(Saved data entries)
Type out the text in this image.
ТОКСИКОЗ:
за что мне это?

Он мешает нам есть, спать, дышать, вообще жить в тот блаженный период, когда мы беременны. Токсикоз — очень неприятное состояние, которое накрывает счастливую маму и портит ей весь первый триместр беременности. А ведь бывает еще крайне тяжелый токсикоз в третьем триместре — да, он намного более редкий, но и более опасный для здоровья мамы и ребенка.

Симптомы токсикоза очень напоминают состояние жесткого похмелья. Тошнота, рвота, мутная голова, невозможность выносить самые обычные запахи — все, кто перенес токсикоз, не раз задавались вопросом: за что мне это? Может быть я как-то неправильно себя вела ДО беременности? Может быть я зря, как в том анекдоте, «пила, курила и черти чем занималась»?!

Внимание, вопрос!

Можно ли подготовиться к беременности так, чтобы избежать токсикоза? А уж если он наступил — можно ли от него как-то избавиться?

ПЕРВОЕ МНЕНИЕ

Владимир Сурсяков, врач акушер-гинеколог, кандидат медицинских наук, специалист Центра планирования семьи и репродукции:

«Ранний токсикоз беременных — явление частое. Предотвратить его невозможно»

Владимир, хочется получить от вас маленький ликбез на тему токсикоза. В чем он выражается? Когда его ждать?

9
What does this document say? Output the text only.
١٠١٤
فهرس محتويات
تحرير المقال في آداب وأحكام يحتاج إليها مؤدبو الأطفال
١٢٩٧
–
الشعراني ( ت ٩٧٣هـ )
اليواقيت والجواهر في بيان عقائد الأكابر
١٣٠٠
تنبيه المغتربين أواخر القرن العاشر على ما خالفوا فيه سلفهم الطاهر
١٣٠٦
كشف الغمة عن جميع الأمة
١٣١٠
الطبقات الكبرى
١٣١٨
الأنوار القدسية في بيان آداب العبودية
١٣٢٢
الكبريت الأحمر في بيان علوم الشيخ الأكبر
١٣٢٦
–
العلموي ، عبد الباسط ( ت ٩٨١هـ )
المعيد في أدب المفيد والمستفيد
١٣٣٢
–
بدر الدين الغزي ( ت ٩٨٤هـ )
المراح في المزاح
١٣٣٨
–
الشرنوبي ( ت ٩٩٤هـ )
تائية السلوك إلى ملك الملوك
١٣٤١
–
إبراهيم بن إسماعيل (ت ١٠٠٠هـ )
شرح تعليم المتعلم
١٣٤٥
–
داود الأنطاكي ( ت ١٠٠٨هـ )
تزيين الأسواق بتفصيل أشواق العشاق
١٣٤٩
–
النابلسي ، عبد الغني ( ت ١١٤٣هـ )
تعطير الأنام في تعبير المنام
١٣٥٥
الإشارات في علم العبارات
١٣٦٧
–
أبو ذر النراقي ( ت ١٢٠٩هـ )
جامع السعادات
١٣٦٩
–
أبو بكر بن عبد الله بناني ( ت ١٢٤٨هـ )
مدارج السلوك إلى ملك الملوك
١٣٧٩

> What is expected
Reproduce the material above without altering a single character.

> The result
Type out the text in this image.
ТОКСИКОЗ:
за что мне это?

Он мешает нам есть, спать, дышать, вообще жить в тот блаженный период, когда мы беременны. Токсикоз — очень неприятное состояние, которое накрывает счастливую маму и портит ей весь первый триместр беременности. А ведь бывает еще крайне тяжелый токсикоз в третьем триместре — да, он намного более редкий, но и более опасный для здоровья мамы и ребенка.

Симптомы токсикоза очень напоминают состояние жесткого похмелья. Тошнота, рвота, мутная голова, невозможность выносить самые обычные запахи — все, кто перенес токсикоз, не раз задавались вопросом: за что мне это? Может быть я как-то неправильно себя вела ДО беременности? Может быть я зря, как в том анекдоте, «пила, курила и черти чем занималась»?!

Внимание, вопрос!

Можно ли подготовиться к беременности так, чтобы избежать токсикоза? А уж если он наступил — можно ли от него как-то избавиться?

ПЕРВОЕ МНЕНИЕ

Владимир Сурсяков, врач акушер-гинеколог, кандидат медицинских наук, специалист Центра планирования семьи и репродукции:

«Ранний токсикоз беременных — явление частое. Предотвратить его невозможно»

Владимир, хочется получить от вас маленький ликбез на тему токсикоза. В чем он выражается? Когда его ждать?

9
What does this document say? Output the text only.
١٠١٤
فهرس محتويات
تحرير المقال في آداب وأحكام يحتاج إليها مؤدبو الأطفال
١٢٩٧
–
الشعراني ( ت ٩٧٣هـ )
اليواقيت والجواهر في بيان عقائد الأكابر
١٣٠٠
تنبيه المغتربين أواخر القرن العاشر على ما خالفوا فيه سلفهم الطاهر
١٣٠٦
كشف الغمة عن جميع الأمة
١٣١٠
الطبقات الكبرى
١٣١٨
الأنوار القدسية في بيان آداب العبودية
١٣٢٢
الكبريت الأحمر في بيان علوم الشيخ الأكبر
١٣٢٦
–
العلموي ، عبد الباسط ( ت ٩٨١هـ )
المعيد في أدب المفيد والمستفيد
١٣٣٢
–
بدر الدين الغزي ( ت ٩٨٤هـ )
المراح في المزاح
١٣٣٨
–
الشرنوبي ( ت ٩٩٤هـ )
تائية السلوك إلى ملك الملوك
١٣٤١
–
إبراهيم بن إسماعيل (ت ١٠٠٠هـ )
شرح تعليم المتعلم
١٣٤٥
–
داود الأنطاكي ( ت ١٠٠٨هـ )
تزيين الأسواق بتفصيل أشواق العشاق
١٣٤٩
–
النابلسي ، عبد الغني ( ت ١١٤٣هـ )
تعطير الأنام في تعبير المنام
١٣٥٥
الإشارات في علم العبارات
١٣٦٧
–
أبو ذر النراقي ( ت ١٢٠٩هـ )
جامع السعادات
١٣٦٩
–
أبو بكر بن عبد الله بناني ( ت ١٢٤٨هـ )
مدارج السلوك إلى ملك الملوك
١٣٧٩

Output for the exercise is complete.